--- START Source text ---

Since the question about Mr Drumb's business acumen remains open,
let's do a quick back-of-the-envelope calculation in Scala whether his
claim has any merit. Let's suppose we are given \$100 in 1978 and we
follow a really dumb investment strategy, namely:

\begin{itemize}
\item We blindly choose a portfolio of stocks, say some Blue-Chip stocks
  or some Real Estate stocks.
\item If some of the stocks in our portfolio are traded in January of
  a year, we invest our money in equal amounts in each of these
  stocks.  For example if we have \$100 and there are four stocks that
  are traded in our portfolio, we buy \$25 worth of stocks
  from each. Be careful to also test cases where you trade with 3 stocks, for example. 
\item Next year in January, we look at how our stocks did, liquidate
  everything, and re-invest our (hopefully) increased money in again
  the stocks from our portfolio (there might be more stocks available,
  if companies from our portfolio got listed in that year, or less if
  some companies went bust or were de-listed).
\item We do this for 40 years until January 2018 and check what would
  have become out of our \$100.
\end{itemize}

\noindent
Until Yahoo was bought by Altaba last year, historical stock market
data for such back-of-the-envelope calculations was freely available
online. Unfortunately nowadays this kind of data is more difficult to
obtain, unless you are prepared to pay extortionate prices or be
severely rate-limited.  Therefore this assignment comes with a number
of files containing CSV-lists with the historical stock prices for the
companies in our portfolios. Use these files for the following
tasks.\bigskip

\newpage
\noindent
\textbf{Tasks}

\begin{itemize}
\item[(1)] Write a function \texttt{get\_january\_data} that takes a
  stock symbol and a year as arguments. The function reads the
  corresponding CSV-file and returns the list of strings that start
  with the given year (each line in the CSV-list is of the form
  \texttt{someyear-01-someday,someprice}).\hfill[1 Mark]

\item[(2)] Write a function \texttt{get\_first\_price} that takes
  again a stock symbol and a year as arguments. It should return the
  first January price for the stock symbol in the given year. For this
  it uses the list of strings generated by
  \texttt{get\_january\_data}.  A problem is that normally a stock
  exchange is not open on 1st of January, but depending on the day of
  the week on a later day (maybe 3rd or 4th). The easiest way to solve
  this problem is to obtain the whole January data for a stock symbol
  and then select the earliest, or first, entry in this list. The
  stock price of this entry should be converted into a double.  Such a
  price might not exist, in case the company does not exist in the given
  year. For example, if you query for Google in January of 1980, then
  clearly Google did not exist yet.  Therefore you are asked to
  return a trade price with type \texttt{Option[Double]}\ldots\texttt{None}
  will be the value for when no price exists; \texttt{Some} if  there is a
  price.\hfill[1 Mark]

\item[(3)] Write a function \texttt{get\_prices} that takes a
  portfolio (a list of stock symbols), a years range and gets all the
  first trading prices for each year in the range. You should organise
  this as a list of lists of \texttt{Option[Double]}'s. The inner
  lists are for all stock symbols from the portfolio and the outer
  list for the years.  For example for Google and Apple in years 2010
  (first line), 2011 (second line) and 2012 (third line) you obtain:

\begin{verbatim}
  List(List(Some(311.349976), Some(20.544939)), 
       List(Some(300.222351), Some(31.638695)),
       List(Some(330.555054), Some(39.478039)))

--- END Source text ---

Set problem A
Answer from the stock-portfolio assignment:
(i) How much money are we given at the start, and in what year?
(ii) Until which month and year is the investment strategy carried out?
(iii) What type must the trade price returned by get_first_price have?
Set problem B
Duplicate the passage of the stock-portfolio assignment starting at "Since the question" and ending at "stocks, for example.".
Set problem C
Pick up the stock-portfolio assignment after its last line and write what comes next.
The listing after this point is separate from the stock-portfolio assignment.

--- START Data section ---

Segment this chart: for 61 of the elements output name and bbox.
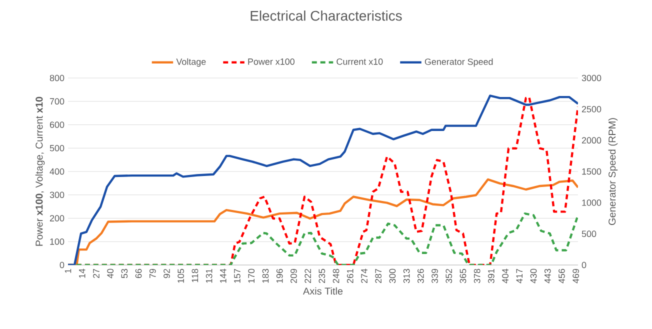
x-tick-label: 300	[389, 268, 396, 284]
x-tick-label: 92	[164, 268, 170, 278]
y-tick-label: 200	[50, 215, 64, 222]
x-tick-label: 274	[361, 268, 368, 284]
x-tick-label: 417	[516, 268, 522, 284]
y-tick-label: 300	[50, 192, 64, 198]
chart-title: Electrical Characteristics	[250, 10, 402, 21]
x-axis-title: Axis Title	[303, 287, 343, 295]
y-tick-label: 600	[50, 122, 64, 128]
x-tick-label: 378	[474, 268, 480, 284]
x-tick-label: 131	[206, 268, 212, 283]
x-tick-label: 209	[290, 268, 297, 284]
x-tick-label: 40	[107, 268, 114, 278]
y-tick-label: 400	[50, 168, 64, 175]
x-tick-label: 404	[502, 268, 508, 284]
x-tick-label: 326	[417, 268, 424, 284]
x-tick-label: 391	[488, 268, 494, 284]
y-tick-label: 100	[50, 238, 64, 245]
x-tick-label: 1	[64, 268, 72, 273]
legend-label: Voltage	[176, 58, 206, 67]
x-tick-label: 222	[304, 268, 311, 284]
x-tick-label: 469	[572, 268, 580, 284]
x-tick-label: 79	[149, 268, 156, 278]
y2-tick-label: 1000	[582, 199, 602, 206]
x-tick-label: 157	[234, 268, 240, 283]
y2-tick-label: 2000	[582, 137, 602, 144]
x-tick-label: 118	[192, 268, 198, 282]
y-tick-label: 500	[50, 144, 64, 152]
x-tick-label: 235	[318, 268, 326, 284]
y-tick-label: 0	[60, 262, 64, 268]
y-tick-label: 800	[50, 74, 64, 82]
x-tick-label: 105	[178, 268, 184, 283]
x-tick-label: 170	[248, 268, 255, 283]
x-tick-label: 443	[544, 268, 551, 284]
x-tick-label: 27	[93, 268, 100, 278]
x-tick-label: 14	[79, 268, 86, 278]
x-tick-label: 144	[220, 268, 226, 283]
x-tick-label: 287	[375, 268, 382, 284]
y-tick-label: 700	[50, 98, 64, 105]
legend-label: Current x10	[336, 58, 383, 65]
x-tick-label: 365	[460, 268, 466, 284]
x-tick-label: 339	[432, 268, 438, 284]
x-tick-label: 248	[332, 268, 340, 284]
y2-tick-label: 0	[582, 262, 586, 268]
x-tick-label: 196	[276, 268, 283, 283]
y2-tick-label: 1500	[582, 168, 602, 175]
x-tick-label: 430	[530, 268, 537, 284]
x-tick-label: 313	[403, 268, 410, 284]
y2-tick-label: 2500	[582, 106, 602, 112]
y2-tick-label: 3000	[582, 74, 602, 82]
x-tick-label: 66	[135, 268, 142, 278]
x-tick-label: 261	[346, 268, 354, 284]
legend-label: Generator Speed	[424, 58, 493, 67]
legend-label: Power x100	[248, 58, 294, 65]
x-tick-label: 352	[446, 268, 452, 284]
x-tick-label: 183	[262, 268, 269, 283]
y2-axis-title: Generator Speed (RPM)	[608, 118, 618, 225]
y-axis-title: Power x100, Voltage, Current x10	[35, 96, 45, 246]
y2-tick-label: 500	[582, 230, 596, 238]
x-tick-label: 53	[121, 268, 128, 278]
x-tick-label: 456	[558, 268, 565, 284]
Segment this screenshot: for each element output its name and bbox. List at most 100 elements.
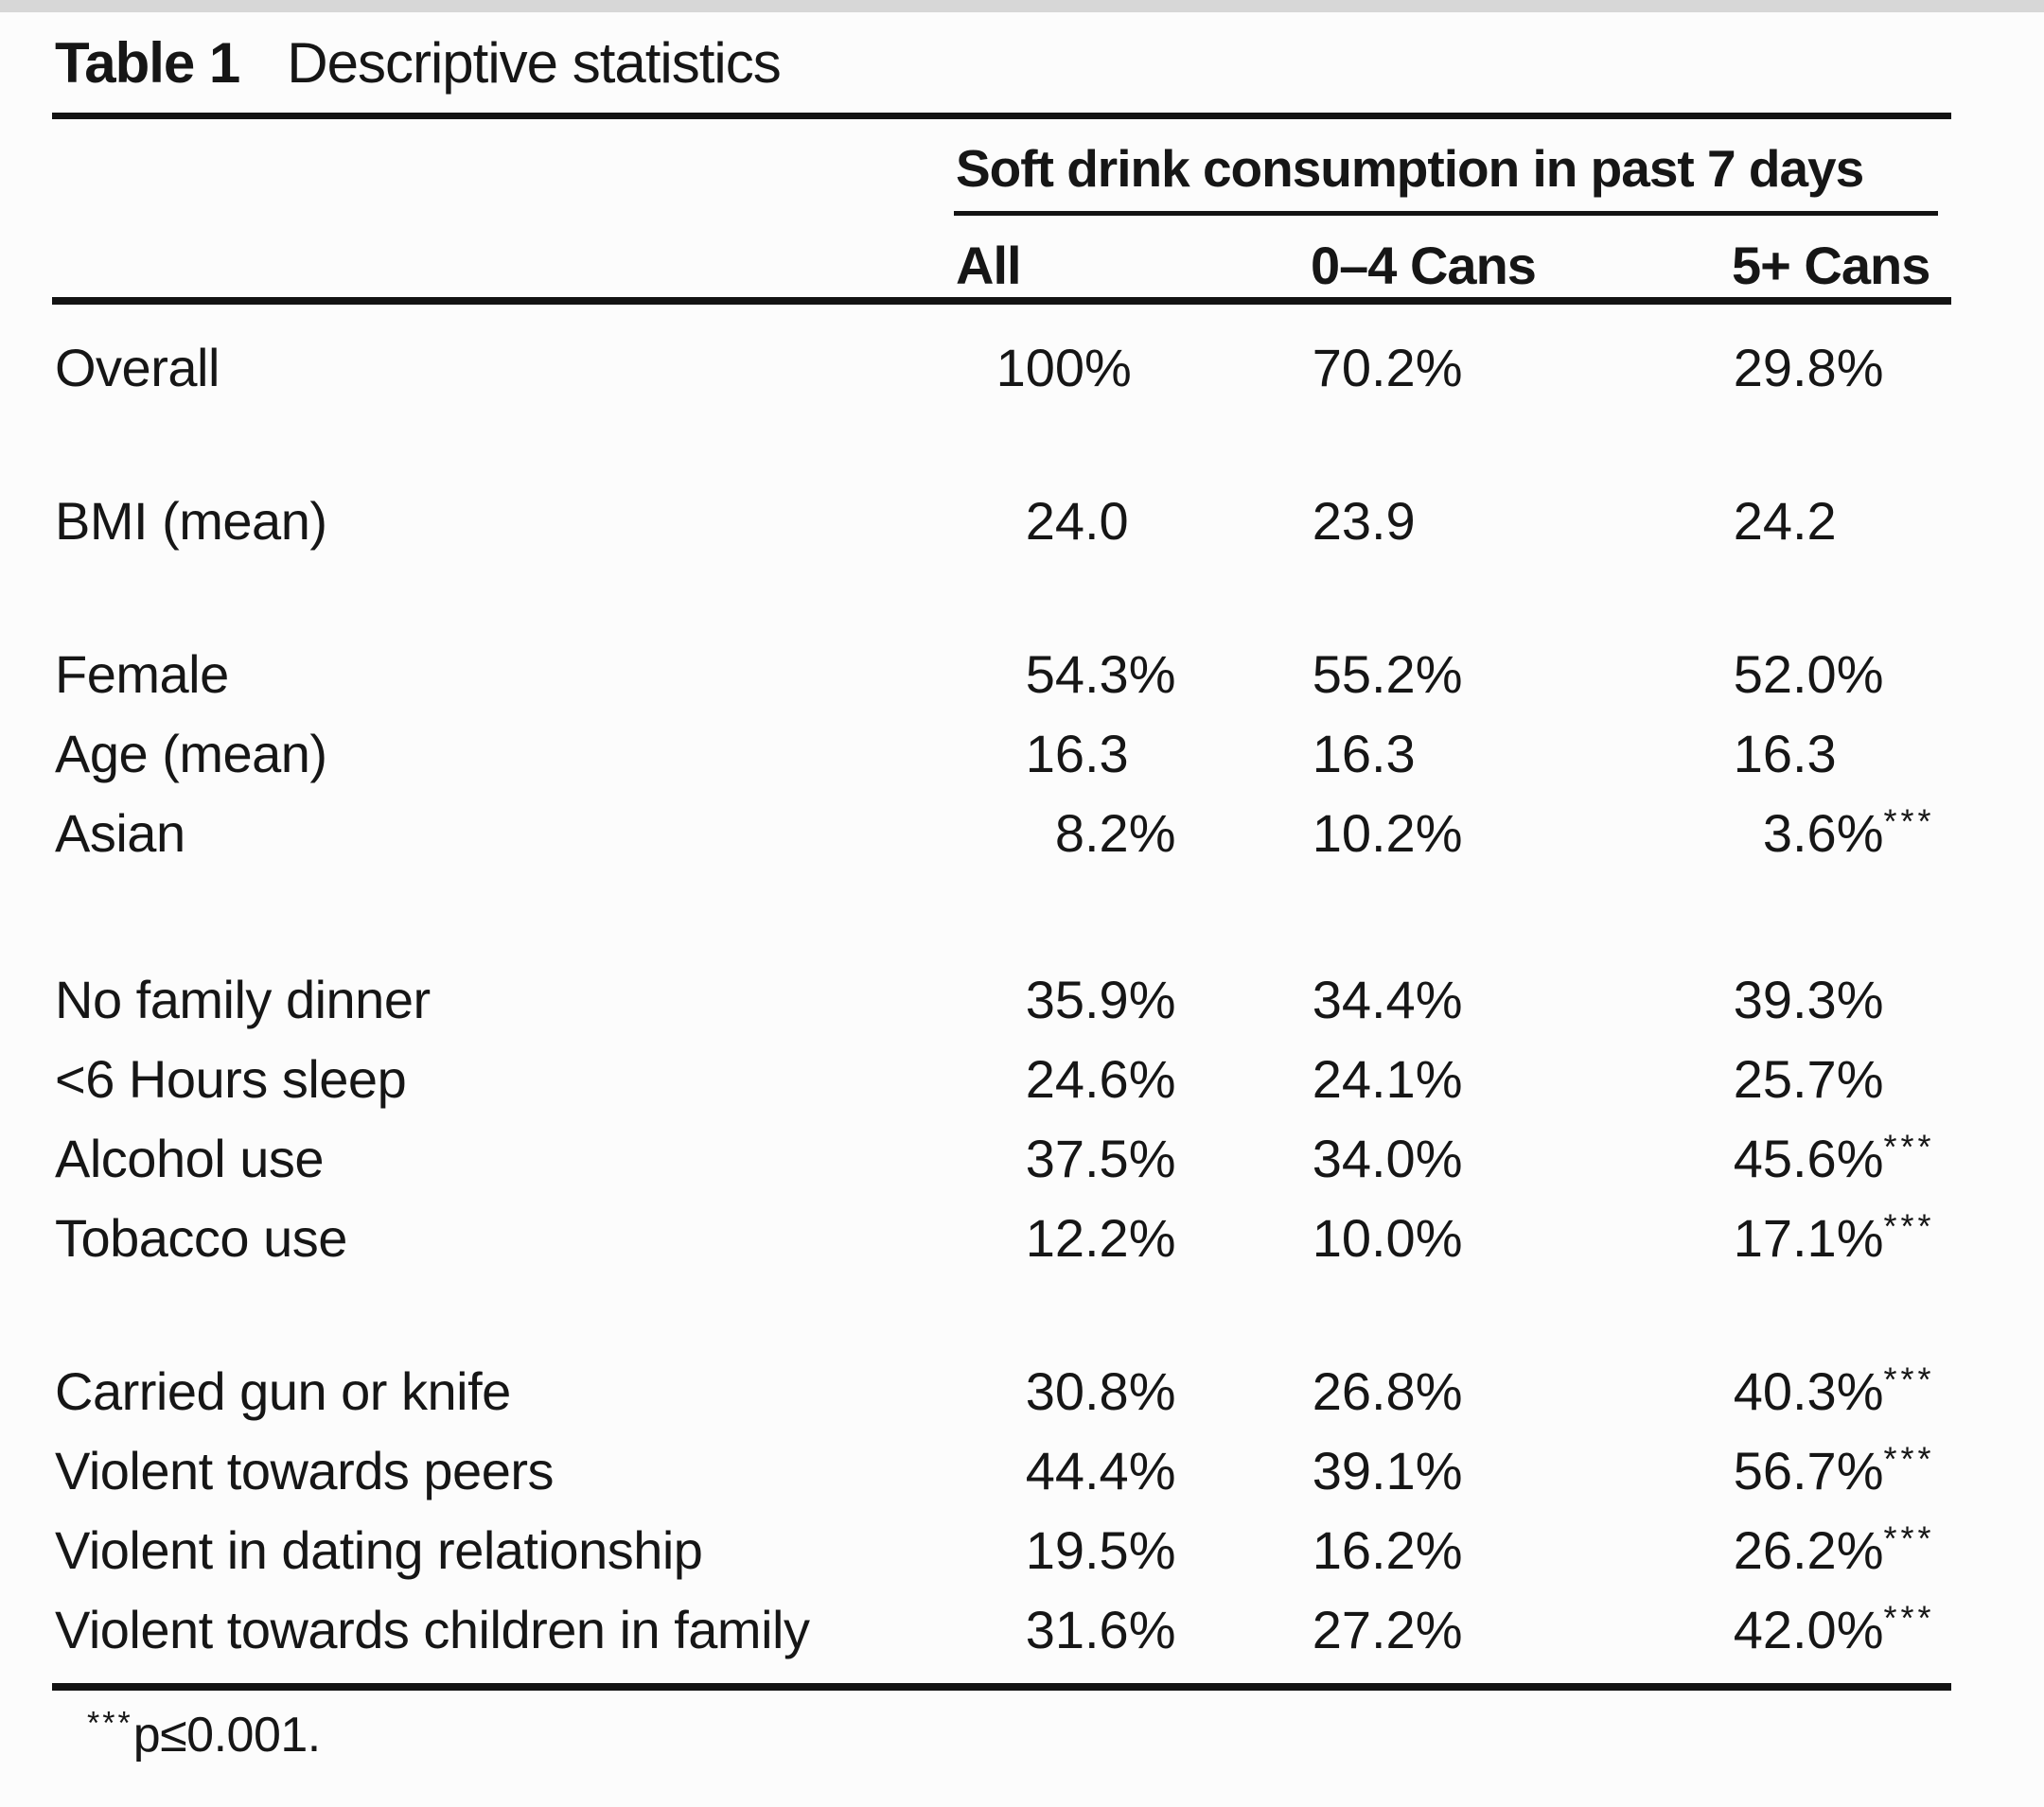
value-integer: 54 — [1025, 643, 1084, 704]
value-fraction: .3 — [1084, 723, 1129, 783]
footnote: ***p≤0.001. — [87, 1707, 321, 1763]
value-integer: 55 — [1312, 643, 1371, 704]
table-row: Violent towards peers 44.4% 39.1% 56.7%*… — [0, 1430, 2044, 1510]
value-significance-stars: *** — [1883, 1518, 1935, 1557]
value-fraction: .1% — [1371, 1440, 1463, 1500]
cell-value: 39.1% — [1311, 1440, 1732, 1501]
table-row: Asian 8.2% 10.2% 3.6%*** — [0, 793, 2044, 872]
cell-value: 34.4% — [1311, 969, 1732, 1030]
value-integer: 34 — [1312, 1128, 1371, 1188]
cell-value: 23.9 — [1311, 490, 1732, 552]
cell-value: 16.3 — [1732, 723, 2044, 784]
row-label: Asian — [55, 802, 185, 863]
row-label: Carried gun or knife — [55, 1360, 511, 1421]
cell-value: 30.8% — [956, 1360, 1311, 1422]
value-integer: 39 — [1733, 969, 1792, 1029]
row-label: No family dinner — [55, 969, 431, 1029]
value-fraction: .2% — [1084, 802, 1176, 863]
value-integer: 42 — [1733, 1599, 1792, 1659]
value-fraction: .6% — [1084, 1048, 1176, 1109]
value-fraction: .0 — [1084, 490, 1129, 551]
column-header-spacer — [0, 235, 956, 296]
value-significance-stars: *** — [1883, 1359, 1935, 1398]
column-header-all: All — [956, 236, 1022, 295]
value-fraction: .0% — [1371, 1128, 1463, 1188]
cell-value: 3.6%*** — [1732, 802, 2044, 864]
value-fraction: .8% — [1371, 1360, 1463, 1421]
value-significance-stars: *** — [1883, 800, 1935, 840]
cell-value: 35.9% — [956, 969, 1311, 1030]
cell-value: 26.2%*** — [1732, 1519, 2044, 1581]
cell-value: 26.8% — [1311, 1360, 1732, 1422]
value-integer: 16 — [1733, 723, 1792, 783]
table-row: No family dinner 35.9% 34.4% 39.3% — [0, 959, 2044, 1039]
table-row: Female 54.3% 55.2% 52.0% — [0, 634, 2044, 713]
value-fraction: .0% — [1792, 1599, 1884, 1659]
value-fraction: .0% — [1371, 1207, 1463, 1268]
row-group: Carried gun or knife 30.8% 26.8% 40.3%**… — [0, 1351, 2044, 1669]
value-fraction: .9% — [1084, 969, 1176, 1029]
value-fraction: .1% — [1371, 1048, 1463, 1109]
row-label: <6 Hours sleep — [55, 1048, 407, 1109]
table-body: Overall 100% 70.2% 29.8% BMI (mean) 24.0… — [0, 312, 2044, 1669]
value-fraction: .2% — [1371, 1519, 1463, 1580]
value-integer: 70 — [1312, 337, 1371, 397]
value-integer: 30 — [1025, 1360, 1084, 1421]
cell-value: 44.4% — [956, 1440, 1311, 1501]
value-fraction: .2 — [1792, 490, 1837, 551]
value-fraction: .2% — [1371, 802, 1463, 863]
value-significance-stars: *** — [1883, 1597, 1935, 1637]
cell-value: 52.0% — [1732, 643, 2044, 705]
value-integer: 40 — [1733, 1360, 1792, 1421]
value-fraction: .3% — [1084, 643, 1176, 704]
table-title: Descriptive statistics — [287, 31, 781, 95]
cell-value: 16.3 — [1311, 723, 1732, 784]
row-label: Alcohol use — [55, 1128, 325, 1188]
value-integer: 31 — [1025, 1599, 1084, 1659]
value-integer: 45 — [1733, 1128, 1792, 1188]
footnote-text: p≤0.001. — [132, 1708, 322, 1763]
table-row: Alcohol use 37.5% 34.0% 45.6%*** — [0, 1118, 2044, 1198]
cell-value: 100% — [956, 337, 1311, 398]
value-integer: 26 — [1312, 1360, 1371, 1421]
row-label: Overall — [55, 337, 220, 397]
value-fraction: .4% — [1084, 1440, 1176, 1500]
table-row: Violent in dating relationship 19.5% 16.… — [0, 1510, 2044, 1589]
cell-value: 12.2% — [956, 1207, 1311, 1269]
cell-value: 10.2% — [1311, 802, 1732, 864]
value-integer: 24 — [1025, 490, 1084, 551]
cell-value: 24.6% — [956, 1048, 1311, 1110]
value-integer: 35 — [1025, 969, 1084, 1029]
value-significance-stars: *** — [1883, 1126, 1935, 1166]
value-integer: 52 — [1733, 643, 1792, 704]
value-fraction: .6% — [1084, 1599, 1176, 1659]
cell-value: 27.2% — [1311, 1599, 1732, 1660]
cell-value: 25.7% — [1732, 1048, 2044, 1110]
value-fraction: .8% — [1792, 337, 1884, 397]
table-row: <6 Hours sleep 24.6% 24.1% 25.7% — [0, 1039, 2044, 1118]
row-label: Age (mean) — [55, 723, 327, 783]
value-integer: 16 — [1312, 723, 1371, 783]
value-fraction: .9 — [1371, 490, 1416, 551]
value-fraction: .2% — [1371, 1599, 1463, 1659]
rule-under-group-header — [954, 211, 1938, 216]
rule-top — [52, 113, 1951, 119]
value-fraction: .3 — [1792, 723, 1837, 783]
cell-value: 16.2% — [1311, 1519, 1732, 1581]
value-integer: 8 — [1054, 802, 1084, 863]
cell-value: 56.7%*** — [1732, 1440, 2044, 1501]
cell-value: 8.2% — [956, 802, 1311, 864]
cell-value: 24.0 — [956, 490, 1311, 552]
value-integer: 39 — [1312, 1440, 1371, 1500]
row-label: Female — [55, 643, 229, 704]
value-integer: 37 — [1025, 1128, 1084, 1188]
value-fraction: .2% — [1371, 643, 1463, 704]
row-group: Female 54.3% 55.2% 52.0% Age (mean) 16.3… — [0, 634, 2044, 872]
value-fraction: .7% — [1792, 1440, 1884, 1500]
value-fraction: .2% — [1084, 1207, 1176, 1268]
value-fraction: .3% — [1792, 1360, 1884, 1421]
cell-value: 24.1% — [1311, 1048, 1732, 1110]
value-integer: 34 — [1312, 969, 1371, 1029]
table-row: Tobacco use 12.2% 10.0% 17.1%*** — [0, 1198, 2044, 1277]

--- END Data section ---

Answer A
(i) $100, in 1978.
(ii) January 2018.
(iii) Option[Double].

Answer B
Since the question about Mr Drumb's business acumen remains open,
let's do a quick back-of-the-envelope calculation in Scala whether his
claim has any merit. Let's suppose we are given \$100 in 1978 and we
follow a really dumb investment strategy, namely:

\begin{itemize}
\item We blindly choose a portfolio of stocks, say some Blue-Chip stocks
  or some Real Estate stocks.
\item If some of the stocks in our portfolio are traded in January of
  a year, we invest our money in equal amounts in each of these
  stocks.  For example if we have \$100 and there are four stocks that
  are traded in our portfolio, we buy \$25 worth of stocks
  from each. Be careful to also test cases where you trade with 3 stocks, for example.

Answer C
\end{verbatim}\hfill[1 Mark]
\end{itemize}

\subsection*{Advanced Part 3 (4 Marks, continue in file drumb.scala)}

\noindent
\textbf{Tasks}

\begin{itemize}  
\item[(4)] Write a function that calculates the \emph{change factor} (delta)
  for how a stock price has changed from one year to the next. This is
  only well-defined, if the corresponding company has been traded in both
  years. In this case you can calculate

  \[
  \frac{price_{new} - price_{old}}{price_{old}}
  \]

  If the change factor is defined, you should return it
  as \texttt{Some(change\_factor)}; if not, you should return
  \texttt{None}.\mbox{}\hfill\mbox{[1 Mark]}
  
\item[(5)] Write a function that calculates all change factors
  (deltas) for the prices we obtained under Part 2. For the running
  example of Google and Apple for the years 2010 to 2012 you should
  obtain 4 change factors:

\begin{verbatim}  
  List(List(Some(-0.03573992567129673), Some(0.539975124774038))
       List(Some(0.10103412653643493), Some(0.24777709700099845)))
\end{verbatim}

  That means Google did a bit badly in 2010, while Apple did very well.
  Both did OK in 2011. Make sure you handle the cases where a company is
  not listed in a year. In such cases the change factor should be \texttt{None}
  (see~(4)).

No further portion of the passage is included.